== Exercise objective ==
Reproduce all the lines below exactly and omit the images.

Data records:
------------------------------

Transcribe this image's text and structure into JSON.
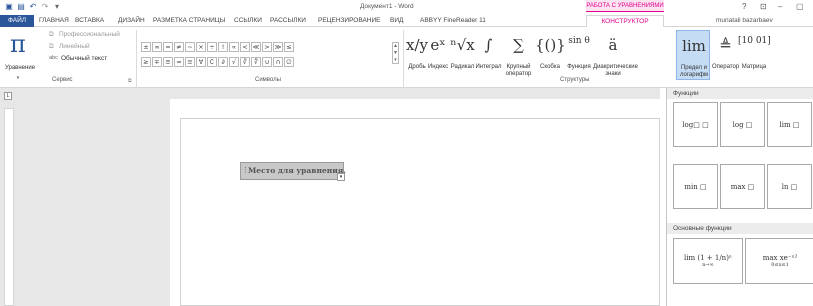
{
  "title": "Документ1 - Word",
  "context_tab_group": "РАБОТА С УРАВНЕНИЯМИ",
  "user": "munatali bazarbaev",
  "window_controls": [
    "?",
    "⊡",
    "–",
    "▢"
  ],
  "tabs": [
    "ФАЙЛ",
    "ГЛАВНАЯ",
    "ВСТАВКА",
    "ДИЗАЙН",
    "РАЗМЕТКА СТРАНИЦЫ",
    "ССЫЛКИ",
    "РАССЫЛКИ",
    "РЕЦЕНЗИРОВАНИЕ",
    "ВИД",
    "ABBYY FineReader 11",
    "КОНСТРУКТОР"
  ],
  "service": {
    "equation_label": "Уравнение",
    "professional": "Профессиональный",
    "linear": "Линейный",
    "plain_text": "Обычный текст",
    "group_label": "Сервис"
  },
  "symbols": {
    "row1": [
      "±",
      "∞",
      "=",
      "≠",
      "~",
      "×",
      "÷",
      "!",
      "∝",
      "<",
      "≪",
      ">",
      "≫",
      "≤"
    ],
    "row2": [
      "≥",
      "∓",
      "≅",
      "≈",
      "≡",
      "∀",
      "∁",
      "∂",
      "√",
      "∛",
      "∜",
      "∪",
      "∩",
      "∅"
    ],
    "group_label": "Символы"
  },
  "structures": {
    "items": [
      {
        "label": "Дробь",
        "glyph": "x/y"
      },
      {
        "label": "Индекс",
        "glyph": "eˣ"
      },
      {
        "label": "Радикал",
        "glyph": "ⁿ√x"
      },
      {
        "label": "Интеграл",
        "glyph": "∫"
      },
      {
        "label": "Крупный оператор",
        "glyph": "∑"
      },
      {
        "label": "Скобка",
        "glyph": "{()}"
      },
      {
        "label": "Функция",
        "glyph": "sin θ"
      },
      {
        "label": "Диакритические знаки",
        "glyph": "ä"
      },
      {
        "label": "Предел и логарифм",
        "glyph": "lim"
      },
      {
        "label": "Оператор",
        "glyph": "≜"
      },
      {
        "label": "Матрица",
        "glyph": "[10 01]"
      }
    ],
    "group_label": "Структуры"
  },
  "equation_placeholder": "Место для уравнения.",
  "gallery": {
    "header1": "Функции",
    "cells": [
      "log□ □",
      "log □",
      "lim □",
      "min □",
      "max □",
      "ln □"
    ],
    "header2": "Основные функции",
    "formula1": "lim (1 + 1/n)ⁿ",
    "formula1_sub": "n→∞",
    "formula2": "max xe⁻ˣ²",
    "formula2_sub": "0≤x≤1"
  },
  "colors": {
    "accent": "#2b579a",
    "context_tab": "#e3008c",
    "selected": "#c5dcf5"
  }
}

------------------------------

== Full output ==
Transcribe this image's text and structure into JSON.
{
  "title": "Документ1 - Word",
  "context_tab_group": "РАБОТА С УРАВНЕНИЯМИ",
  "user": "munatali bazarbaev",
  "window_controls": [
    "?",
    "⊡",
    "–",
    "▢"
  ],
  "tabs": [
    "ФАЙЛ",
    "ГЛАВНАЯ",
    "ВСТАВКА",
    "ДИЗАЙН",
    "РАЗМЕТКА СТРАНИЦЫ",
    "ССЫЛКИ",
    "РАССЫЛКИ",
    "РЕЦЕНЗИРОВАНИЕ",
    "ВИД",
    "ABBYY FineReader 11",
    "КОНСТРУКТОР"
  ],
  "service": {
    "equation_label": "Уравнение",
    "professional": "Профессиональный",
    "linear": "Линейный",
    "plain_text": "Обычный текст",
    "group_label": "Сервис"
  },
  "symbols": {
    "row1": [
      "±",
      "∞",
      "=",
      "≠",
      "~",
      "×",
      "÷",
      "!",
      "∝",
      "<",
      "≪",
      ">",
      "≫",
      "≤"
    ],
    "row2": [
      "≥",
      "∓",
      "≅",
      "≈",
      "≡",
      "∀",
      "∁",
      "∂",
      "√",
      "∛",
      "∜",
      "∪",
      "∩",
      "∅"
    ],
    "group_label": "Символы"
  },
  "structures": {
    "items": [
      {
        "label": "Дробь",
        "glyph": "x/y"
      },
      {
        "label": "Индекс",
        "glyph": "eˣ"
      },
      {
        "label": "Радикал",
        "glyph": "ⁿ√x"
      },
      {
        "label": "Интеграл",
        "glyph": "∫"
      },
      {
        "label": "Крупный оператор",
        "glyph": "∑"
      },
      {
        "label": "Скобка",
        "glyph": "{()}"
      },
      {
        "label": "Функция",
        "glyph": "sin θ"
      },
      {
        "label": "Диакритические знаки",
        "glyph": "ä"
      },
      {
        "label": "Предел и логарифм",
        "glyph": "lim"
      },
      {
        "label": "Оператор",
        "glyph": "≜"
      },
      {
        "label": "Матрица",
        "glyph": "[10 01]"
      }
    ],
    "group_label": "Структуры"
  },
  "equation_placeholder": "Место для уравнения.",
  "gallery": {
    "header1": "Функции",
    "cells": [
      "log□ □",
      "log □",
      "lim □",
      "min □",
      "max □",
      "ln □"
    ],
    "header2": "Основные функции",
    "formula1": "lim (1 + 1/n)ⁿ",
    "formula1_sub": "n→∞",
    "formula2": "max xe⁻ˣ²",
    "formula2_sub": "0≤x≤1"
  },
  "colors": {
    "accent": "#2b579a",
    "context_tab": "#e3008c",
    "selected": "#c5dcf5"
  }
}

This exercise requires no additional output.